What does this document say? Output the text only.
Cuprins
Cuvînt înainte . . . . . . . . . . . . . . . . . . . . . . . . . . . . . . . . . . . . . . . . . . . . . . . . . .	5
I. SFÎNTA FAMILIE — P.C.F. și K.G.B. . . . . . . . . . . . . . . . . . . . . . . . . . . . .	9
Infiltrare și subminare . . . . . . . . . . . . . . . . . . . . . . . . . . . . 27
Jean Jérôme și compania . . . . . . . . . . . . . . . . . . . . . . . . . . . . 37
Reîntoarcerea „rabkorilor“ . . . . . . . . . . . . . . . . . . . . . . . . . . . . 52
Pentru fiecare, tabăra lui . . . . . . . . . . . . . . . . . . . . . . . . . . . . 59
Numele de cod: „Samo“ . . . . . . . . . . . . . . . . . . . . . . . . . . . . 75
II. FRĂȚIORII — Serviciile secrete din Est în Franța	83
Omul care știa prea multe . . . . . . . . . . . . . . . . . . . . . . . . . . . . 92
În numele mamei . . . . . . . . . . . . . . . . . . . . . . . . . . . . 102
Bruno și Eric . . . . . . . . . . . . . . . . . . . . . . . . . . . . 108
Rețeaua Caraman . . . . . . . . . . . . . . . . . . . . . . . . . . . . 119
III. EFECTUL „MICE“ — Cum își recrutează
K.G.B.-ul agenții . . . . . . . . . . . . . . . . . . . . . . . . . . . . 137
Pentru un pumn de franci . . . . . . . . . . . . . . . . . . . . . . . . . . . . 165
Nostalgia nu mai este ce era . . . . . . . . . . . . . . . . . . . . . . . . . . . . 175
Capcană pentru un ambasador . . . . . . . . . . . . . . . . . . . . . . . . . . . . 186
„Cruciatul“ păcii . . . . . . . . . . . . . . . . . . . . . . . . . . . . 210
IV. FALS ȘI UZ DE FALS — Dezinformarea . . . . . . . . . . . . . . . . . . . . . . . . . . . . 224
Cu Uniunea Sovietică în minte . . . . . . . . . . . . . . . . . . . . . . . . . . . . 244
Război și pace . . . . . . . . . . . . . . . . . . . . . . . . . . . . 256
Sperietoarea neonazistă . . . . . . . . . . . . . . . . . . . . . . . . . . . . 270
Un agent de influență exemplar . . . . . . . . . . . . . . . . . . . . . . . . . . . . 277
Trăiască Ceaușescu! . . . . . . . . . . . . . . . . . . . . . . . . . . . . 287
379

_ _ _

WRITTEN REQUEST :: Reproduce each entry from the records above, character for character.

COMPLETED TASK ::
What does this document say? Output the text only.
Cuprins
Cuvînt înainte . . . . . . . . . . . . . . . . . . . . . . . . . . . . . . . . . . . . . . . . . . . . . . . . . .	5
I. SFÎNTA FAMILIE — P.C.F. și K.G.B. . . . . . . . . . . . . . . . . . . . . . . . . . . . .	9
Infiltrare și subminare . . . . . . . . . . . . . . . . . . . . . . . . . . . . 27
Jean Jérôme și compania . . . . . . . . . . . . . . . . . . . . . . . . . . . . 37
Reîntoarcerea „rabkorilor“ . . . . . . . . . . . . . . . . . . . . . . . . . . . . 52
Pentru fiecare, tabăra lui . . . . . . . . . . . . . . . . . . . . . . . . . . . . 59
Numele de cod: „Samo“ . . . . . . . . . . . . . . . . . . . . . . . . . . . . 75
II. FRĂȚIORII — Serviciile secrete din Est în Franța	83
Omul care știa prea multe . . . . . . . . . . . . . . . . . . . . . . . . . . . . 92
În numele mamei . . . . . . . . . . . . . . . . . . . . . . . . . . . . 102
Bruno și Eric . . . . . . . . . . . . . . . . . . . . . . . . . . . . 108
Rețeaua Caraman . . . . . . . . . . . . . . . . . . . . . . . . . . . . 119
III. EFECTUL „MICE“ — Cum își recrutează
K.G.B.-ul agenții . . . . . . . . . . . . . . . . . . . . . . . . . . . . 137
Pentru un pumn de franci . . . . . . . . . . . . . . . . . . . . . . . . . . . . 165
Nostalgia nu mai este ce era . . . . . . . . . . . . . . . . . . . . . . . . . . . . 175
Capcană pentru un ambasador . . . . . . . . . . . . . . . . . . . . . . . . . . . . 186
„Cruciatul“ păcii . . . . . . . . . . . . . . . . . . . . . . . . . . . . 210
IV. FALS ȘI UZ DE FALS — Dezinformarea . . . . . . . . . . . . . . . . . . . . . . . . . . . . 224
Cu Uniunea Sovietică în minte . . . . . . . . . . . . . . . . . . . . . . . . . . . . 244
Război și pace . . . . . . . . . . . . . . . . . . . . . . . . . . . . 256
Sperietoarea neonazistă . . . . . . . . . . . . . . . . . . . . . . . . . . . . 270
Un agent de influență exemplar . . . . . . . . . . . . . . . . . . . . . . . . . . . . 277
Trăiască Ceaușescu! . . . . . . . . . . . . . . . . . . . . . . . . . . . . 287
379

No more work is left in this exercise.